start Stored records

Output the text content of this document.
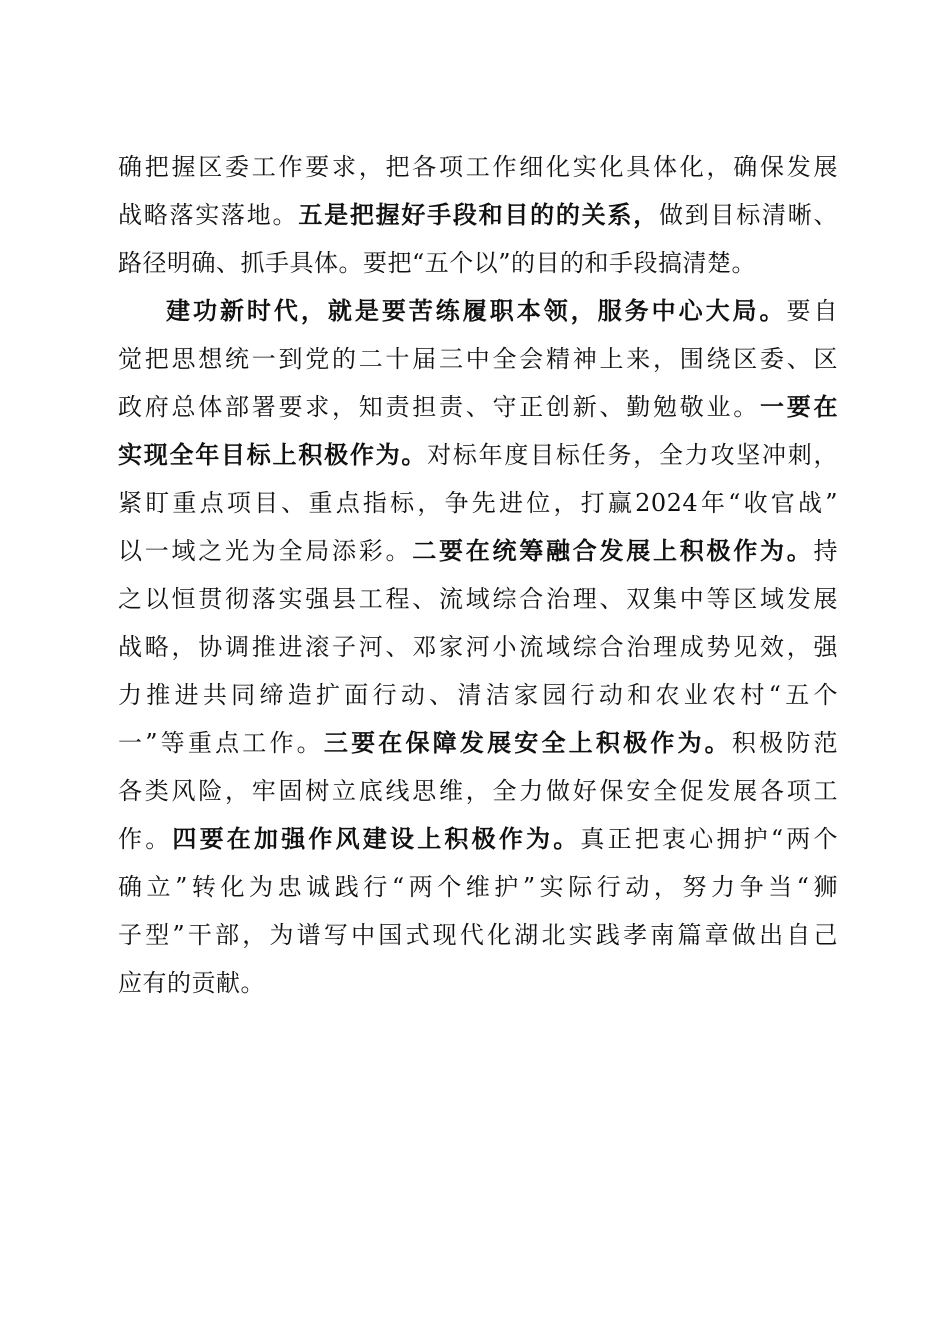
确把握区委工作要求，把各项工作细化实化具体化，确保发展
战略落实落地。五是把握好手段和目的的关系，做到目标清晰、
路径明确、抓手具体。要把“五个以”的目的和手段搞清楚。
建功新时代，就是要苦练履职本领，服务中心大局。要自
觉把思想统一到党的二十届三中全会精神上来，围绕区委、区
政府总体部署要求，知责担责、守正创新、勤勉敬业。一要在
实现全年目标上积极作为。对标年度目标任务，全力攻坚冲刺，
紧盯重点项目、重点指标，争先进位，打赢2024年“收官战”
以一域之光为全局添彩。二要在统筹融合发展上积极作为。持
之以恒贯彻落实强县工程、流域综合治理、双集中等区域发展
战略，协调推进滚子河、邓家河小流域综合治理成势见效，强
力推进共同缔造扩面行动、清洁家园行动和农业农村“五个
一”等重点工作。三要在保障发展安全上积极作为。积极防范
各类风险，牢固树立底线思维，全力做好保安全促发展各项工
作。四要在加强作风建设上积极作为。真正把衷心拥护“两个
确立”转化为忠诚践行“两个维护”实际行动，努力争当“狮
子型”干部，为谱写中国式现代化湖北实践孝南篇章做出自己
应有的贡献。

end Stored records

What is asked
Leave out the pictures and reproduce the rest of the listing exactly.

Written response
Output the text content of this document.
确把握区委工作要求，把各项工作细化实化具体化，确保发展
战略落实落地。五是把握好手段和目的的关系，做到目标清晰、
路径明确、抓手具体。要把“五个以”的目的和手段搞清楚。
建功新时代，就是要苦练履职本领，服务中心大局。要自
觉把思想统一到党的二十届三中全会精神上来，围绕区委、区
政府总体部署要求，知责担责、守正创新、勤勉敬业。一要在
实现全年目标上积极作为。对标年度目标任务，全力攻坚冲刺，
紧盯重点项目、重点指标，争先进位，打赢2024年“收官战”
以一域之光为全局添彩。二要在统筹融合发展上积极作为。持
之以恒贯彻落实强县工程、流域综合治理、双集中等区域发展
战略，协调推进滚子河、邓家河小流域综合治理成势见效，强
力推进共同缔造扩面行动、清洁家园行动和农业农村“五个
一”等重点工作。三要在保障发展安全上积极作为。积极防范
各类风险，牢固树立底线思维，全力做好保安全促发展各项工
作。四要在加强作风建设上积极作为。真正把衷心拥护“两个
确立”转化为忠诚践行“两个维护”实际行动，努力争当“狮
子型”干部，为谱写中国式现代化湖北实践孝南篇章做出自己
应有的贡献。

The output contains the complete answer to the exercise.